On 9/21/07, Alexander Schmolck <a.schmolck@gmx.net> wrote:
David Cournapeau <david@ar.media.kyoto-u.ac.jp> writes:
Alexander Schmolck wrote:
"Charles R Harris" <charlesr.harris@gmail.com> writes:
The automatic handling of pointers for the default allocation type is also convenient and makes it reasonable to have functions return matrices and vectors.
Hmm, I wonder whether I missed something when I read the manual. I didn't see anything in the docs that suggests that ublas matrices do COW, reference semantics or anything else to make C++'s horrible pass-by-value semantics bearable performancewise, so I return and pass in shared_ptr's to matrices, which is syntactically ugly but avoids the need to write a (reference semantics) wrapper class for matrix. Am I missing some easier way to efficiently return and pass large matrices?
If ublas is using expression template, shouldn't it alleviate somewhat this problem ?

STORED RECORDS:

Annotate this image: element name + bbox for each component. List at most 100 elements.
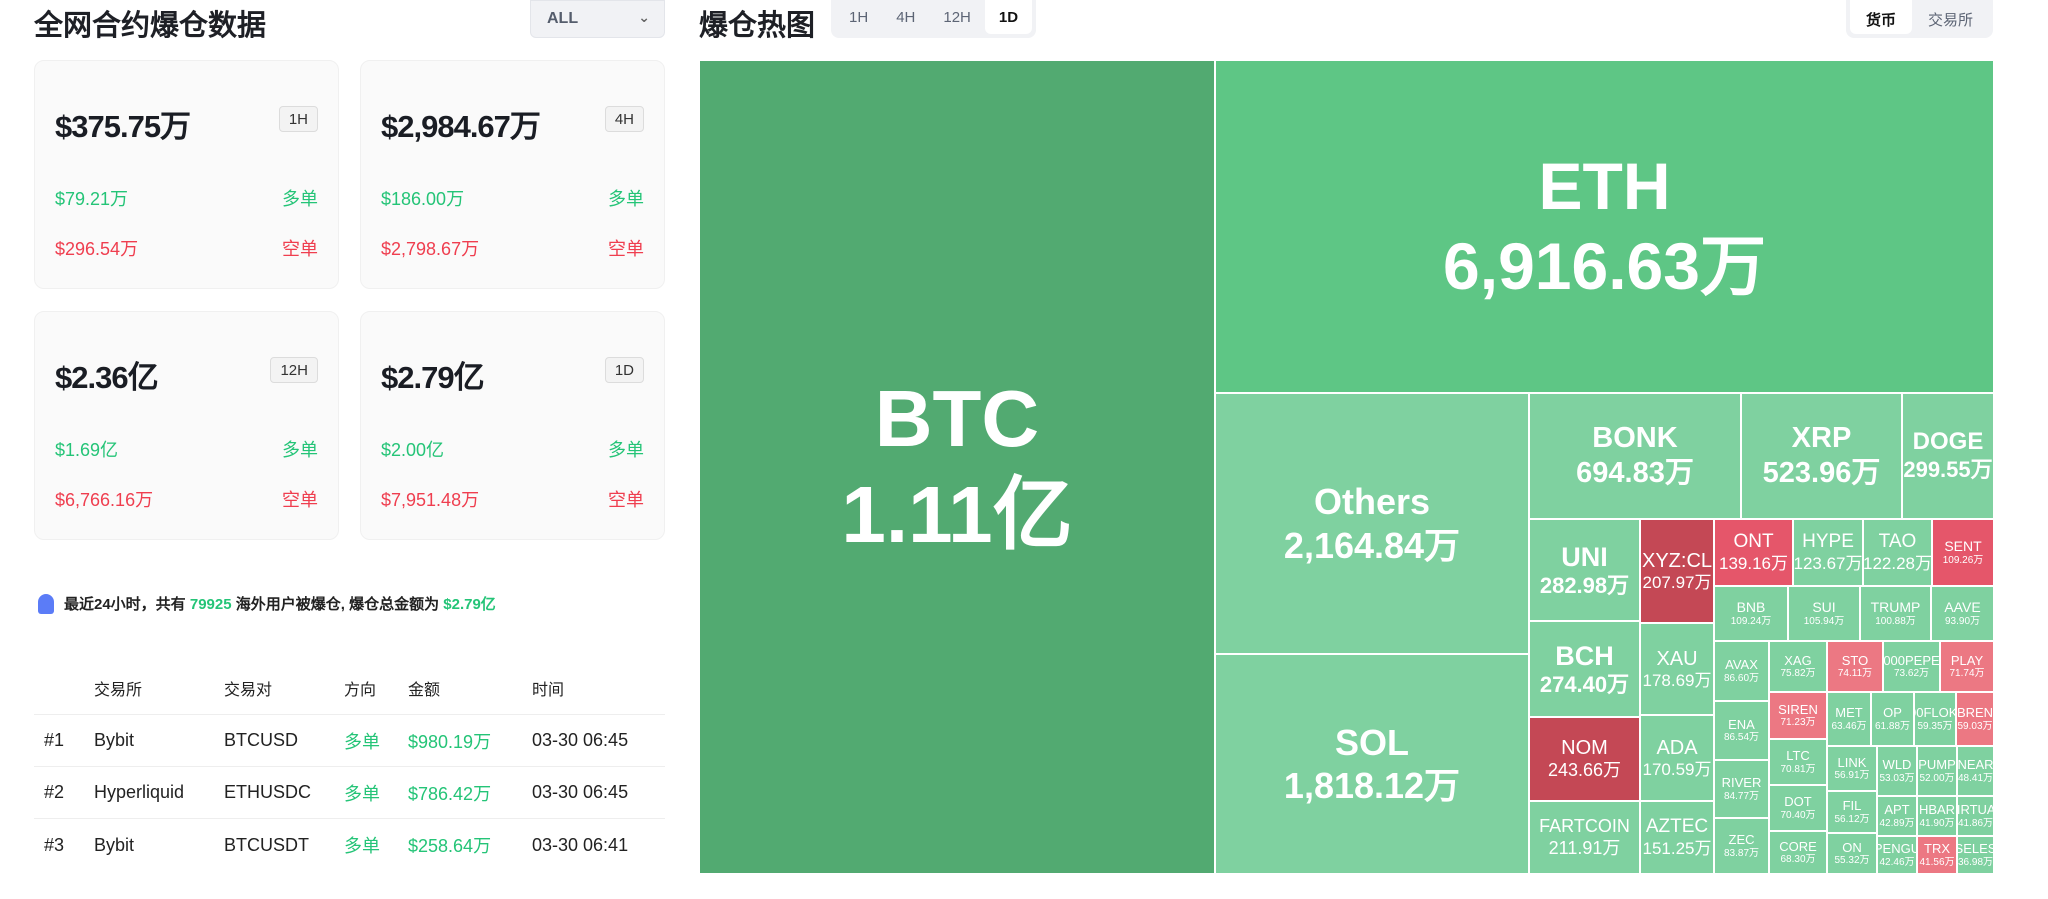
cell-name: XRP xyxy=(1791,422,1852,455)
heatmap-cell-pump[interactable]: PUMP 52.00万 xyxy=(1917,746,1957,796)
tab-1h[interactable]: 1H xyxy=(849,9,869,26)
heatmap-cell-play[interactable]: PLAY 71.74万 xyxy=(1940,641,1994,692)
cell-value: 53.03万 xyxy=(1879,772,1915,784)
heatmap-cell-xyzcl[interactable]: XYZ:CL 207.97万 xyxy=(1640,519,1714,623)
exchange-filter-dropdown[interactable]: ALL ⌄ xyxy=(530,0,665,38)
cell-name: HYPE xyxy=(1802,530,1854,552)
heatmap-cell-virtual[interactable]: VIRTUAL41.86万 xyxy=(1957,796,1994,836)
cell: 多单 xyxy=(344,731,380,752)
tab-4h[interactable]: 4H xyxy=(896,9,916,26)
cell: $980.19万 xyxy=(408,731,492,752)
heatmap-cell-bren[interactable]: BREN 59.03万 xyxy=(1956,692,1994,746)
heatmap-cell-sol[interactable]: SOL 1,818.12万 xyxy=(1215,654,1529,874)
cell-name: BCH xyxy=(1555,640,1614,671)
cell-value: 151.25万 xyxy=(1642,838,1712,858)
heatmap-cell-ltc[interactable]: LTC 70.81万 xyxy=(1769,739,1827,785)
heatmap-cell-nom[interactable]: NOM 243.66万 xyxy=(1529,717,1640,801)
heatmap-cell-ada[interactable]: ADA 170.59万 xyxy=(1640,715,1714,801)
cell-name: FARTCOIN xyxy=(1539,815,1630,836)
heatmap-cell-ena[interactable]: ENA 86.54万 xyxy=(1714,701,1769,760)
tab-12h[interactable]: 12H xyxy=(943,9,971,26)
cell: 交易对 xyxy=(224,682,273,699)
heatmap-cell-hype[interactable]: HYPE 123.67万 xyxy=(1793,519,1863,586)
cell: $786.42万 xyxy=(408,783,492,804)
heatmap-cell-tao[interactable]: TAO 122.28万 xyxy=(1863,519,1932,586)
cell-value: 75.82万 xyxy=(1780,668,1816,680)
total-value: $2.79亿 xyxy=(381,360,485,395)
heatmap-cell-hbar[interactable]: HBAR 41.90万 xyxy=(1917,796,1957,836)
short-value: $7,951.48万 xyxy=(381,490,480,510)
cell-name: SENT xyxy=(1944,538,1982,555)
cell-value: 109.24万 xyxy=(1730,615,1772,627)
heatmap-cell-river[interactable]: RIVER 84.77万 xyxy=(1714,760,1769,818)
period-badge: 1D xyxy=(604,357,644,383)
view-tab-0[interactable]: 货币 xyxy=(1850,0,1913,34)
heatmap-cell-xrp[interactable]: XRP 523.96万 xyxy=(1741,393,1902,519)
cell-value: 123.67万 xyxy=(1793,553,1863,573)
cell-name: XAG xyxy=(1784,652,1812,668)
table-row[interactable]: #3 Bybit BTCUSDT 多单 $258.64万 03-30 06:41 xyxy=(34,819,665,871)
table-row[interactable]: #1 Bybit BTCUSD 多单 $980.19万 03-30 06:45 xyxy=(34,715,665,767)
heatmap-cell-zec[interactable]: ZEC 83.87万 xyxy=(1714,818,1769,874)
heatmap-cell-uni[interactable]: UNI 282.98万 xyxy=(1529,519,1640,621)
liquidation-card-1d: $2.79亿 1D $2.00亿 多单 $7,951.48万 空单 xyxy=(360,311,665,540)
short-value: $296.54万 xyxy=(55,239,139,259)
cell-value: 93.90万 xyxy=(1944,615,1981,627)
heatmap-cell-xau[interactable]: XAU 178.69万 xyxy=(1640,623,1714,715)
heatmap-cell-pengu[interactable]: PENGU42.46万 xyxy=(1877,836,1917,874)
heatmap-cell-fil[interactable]: FIL 56.12万 xyxy=(1827,791,1877,833)
cell-name: BNB xyxy=(1736,599,1766,616)
heatmap-cell-link[interactable]: LINK 56.91万 xyxy=(1827,746,1877,791)
heatmap-cell-seles[interactable]: SELES36.98万 xyxy=(1957,836,1994,874)
heatmap-cell-fartcoin[interactable]: FARTCOIN 211.91万 xyxy=(1529,801,1640,874)
short-value: $2,798.67万 xyxy=(381,239,480,259)
cell-name: SIREN xyxy=(1778,701,1818,717)
cell-name: AAVE xyxy=(1944,599,1981,616)
table-header: 交易所 交易对 方向 金额 时间 xyxy=(34,662,665,715)
heatmap-cell-core[interactable]: CORE 68.30万 xyxy=(1769,831,1827,874)
heatmap-cell-sent[interactable]: SENT 109.26万 xyxy=(1932,519,1994,586)
heatmap-cell-near[interactable]: NEAR 48.41万 xyxy=(1957,746,1994,796)
cell-value: 109.26万 xyxy=(1942,554,1984,566)
heatmap-cell-met[interactable]: MET 63.46万 xyxy=(1827,692,1871,746)
tab-1d[interactable]: 1D xyxy=(984,0,1033,34)
heatmap-cell-xag[interactable]: XAG 75.82万 xyxy=(1769,641,1827,692)
cell-value: 523.96万 xyxy=(1762,457,1881,489)
heatmap-cell-aave[interactable]: AAVE 93.90万 xyxy=(1931,586,1994,641)
view-toggle: 货币 交易所 xyxy=(1846,0,1994,38)
heatmap-cell-aztec[interactable]: AZTEC 151.25万 xyxy=(1640,801,1714,874)
long-value: $79.21万 xyxy=(55,189,129,209)
heatmap-cell-siren[interactable]: SIREN 71.23万 xyxy=(1769,692,1827,739)
heatmap-cell-bch[interactable]: BCH 274.40万 xyxy=(1529,621,1640,717)
cell-value: 243.66万 xyxy=(1547,760,1622,781)
view-tab-1[interactable]: 交易所 xyxy=(1928,12,1974,29)
heatmap-cell-ont[interactable]: ONT 139.16万 xyxy=(1714,519,1793,586)
heatmap-cell-bnb[interactable]: BNB 109.24万 xyxy=(1714,586,1788,641)
heatmap-cell-btc[interactable]: BTC 1.11亿 xyxy=(699,60,1215,874)
heatmap-cell-trx[interactable]: TRX 41.56万 xyxy=(1917,836,1957,874)
cell-name: UNI xyxy=(1561,541,1608,572)
heatmap-cell-dot[interactable]: DOT 70.40万 xyxy=(1769,785,1827,831)
table-row[interactable]: #2 Hyperliquid ETHUSDC 多单 $786.42万 03-30 06:4… xyxy=(34,767,665,819)
heatmap-cell-op[interactable]: OP 61.88万 xyxy=(1871,692,1914,746)
period-badge: 4H xyxy=(604,106,644,132)
heatmap-cell-sui[interactable]: SUI 105.94万 xyxy=(1788,586,1860,641)
heatmap-cell-wld[interactable]: WLD 53.03万 xyxy=(1877,746,1917,796)
heatmap-cell-on[interactable]: ON 55.32万 xyxy=(1827,833,1877,874)
cell-value: 211.91万 xyxy=(1548,837,1621,858)
heatmap-cell-000pepe[interactable]: 000PEPE 73.62万 xyxy=(1883,641,1940,692)
heatmap-cell-bonk[interactable]: BONK 694.83万 xyxy=(1529,393,1741,519)
heatmap-cell-apt[interactable]: APT 42.89万 xyxy=(1877,796,1917,836)
cell-name: DOT xyxy=(1784,794,1812,810)
cell-value: 55.32万 xyxy=(1834,855,1870,867)
heatmap-cell-avax[interactable]: AVAX 86.60万 xyxy=(1714,641,1769,701)
long-label: 多单 xyxy=(608,189,644,209)
heatmap-cell-eth[interactable]: ETH 6,916.63万 xyxy=(1215,60,1994,393)
cell-name: NEAR xyxy=(1957,757,1994,773)
heatmap-cell-doge[interactable]: DOGE 299.55万 xyxy=(1902,393,1994,519)
heatmap-cell-others[interactable]: Others 2,164.84万 xyxy=(1215,393,1529,654)
heatmap-cell-sto[interactable]: STO 74.11万 xyxy=(1827,641,1883,692)
cell: #3 xyxy=(44,834,65,855)
heatmap-cell-trump[interactable]: TRUMP 100.88万 xyxy=(1860,586,1931,641)
heatmap-cell-00floki[interactable]: 00FLOKI59.35万 xyxy=(1914,692,1956,746)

TASK A: Return the stretch of the email excerpt from "On 9/21/07, Alexander" through "matrices and vectors.", copied word for word.
TASK B:
Using the email excerpt, answer each question:
(i) What does the automatic handling of pointers for the default allocation type make reasonable?
(ii) What does the writer who found nothing in the docs about COW or reference semantics return and pass in?
(iii) What does the final line ask might alleviate the problem?
TASK C: Summarize the email excerpt in three sentences.

FULL OUTPUT A:
On 9/21/07, Alexander Schmolck <a.schmolck@gmx.net> wrote:
David Cournapeau <david@ar.media.kyoto-u.ac.jp> writes:
Alexander Schmolck wrote:
"Charles R Harris" <charlesr.harris@gmail.com> writes:
The automatic handling of pointers for the default allocation type is also convenient and makes it reasonable to have functions return matrices and vectors.

FULL OUTPUT B:
(i) Having functions return matrices and vectors.
(ii) shared_ptr's to matrices.
(iii) ublas using expression templates.

FULL OUTPUT C: One point made is that automatic pointer handling for the default allocation type makes it reasonable to have functions return matrices and vectors. A reply says the docs gave no sign that ublas matrices use COW or reference semantics to offset C++'s pass-by-value costs, so the writer returns and passes in shared_ptr's to matrices and asks for an easier way to handle large matrices efficiently. The final line asks whether expression templates in ublas should somewhat alleviate this problem.